** Begin Input material **

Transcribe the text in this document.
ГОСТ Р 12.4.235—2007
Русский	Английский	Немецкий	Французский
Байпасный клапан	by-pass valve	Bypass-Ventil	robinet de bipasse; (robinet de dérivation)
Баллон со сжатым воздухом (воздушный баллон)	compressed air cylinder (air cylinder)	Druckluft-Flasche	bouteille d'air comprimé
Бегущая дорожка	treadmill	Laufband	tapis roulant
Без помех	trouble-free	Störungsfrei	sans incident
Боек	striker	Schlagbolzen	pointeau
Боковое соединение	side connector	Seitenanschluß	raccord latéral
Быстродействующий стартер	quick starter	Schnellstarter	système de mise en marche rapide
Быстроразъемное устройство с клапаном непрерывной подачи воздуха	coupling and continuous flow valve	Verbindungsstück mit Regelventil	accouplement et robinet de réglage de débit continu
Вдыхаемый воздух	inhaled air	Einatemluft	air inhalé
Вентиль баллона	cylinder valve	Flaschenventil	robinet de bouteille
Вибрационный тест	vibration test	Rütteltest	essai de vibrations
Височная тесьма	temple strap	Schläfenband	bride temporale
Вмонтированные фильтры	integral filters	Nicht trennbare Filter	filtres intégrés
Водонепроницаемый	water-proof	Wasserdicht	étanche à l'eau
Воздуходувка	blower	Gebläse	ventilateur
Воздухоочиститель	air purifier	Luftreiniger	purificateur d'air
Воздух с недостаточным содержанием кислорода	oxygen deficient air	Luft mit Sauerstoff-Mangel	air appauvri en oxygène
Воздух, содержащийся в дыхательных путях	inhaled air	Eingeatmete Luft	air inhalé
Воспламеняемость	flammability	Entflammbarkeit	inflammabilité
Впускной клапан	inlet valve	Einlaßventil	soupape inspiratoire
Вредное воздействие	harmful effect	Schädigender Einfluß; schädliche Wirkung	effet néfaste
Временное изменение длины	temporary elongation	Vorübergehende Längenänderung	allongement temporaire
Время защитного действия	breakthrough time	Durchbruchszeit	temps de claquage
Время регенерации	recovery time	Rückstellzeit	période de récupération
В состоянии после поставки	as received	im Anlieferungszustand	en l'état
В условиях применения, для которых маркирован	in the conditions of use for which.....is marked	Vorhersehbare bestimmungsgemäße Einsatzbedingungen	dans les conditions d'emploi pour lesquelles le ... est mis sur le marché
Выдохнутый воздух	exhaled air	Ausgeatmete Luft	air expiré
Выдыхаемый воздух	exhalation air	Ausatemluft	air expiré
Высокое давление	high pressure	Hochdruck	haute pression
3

** End Input material **

:: What this task involves ::
Take each line containing the string "inhaled" and copy it out.

:: Answer in full ::
Вдыхаемый воздух	inhaled air	Einatemluft	air inhalé
Воздух, содержащийся в дыхательных путях	inhaled air	Eingeatmete Luft	air inhalé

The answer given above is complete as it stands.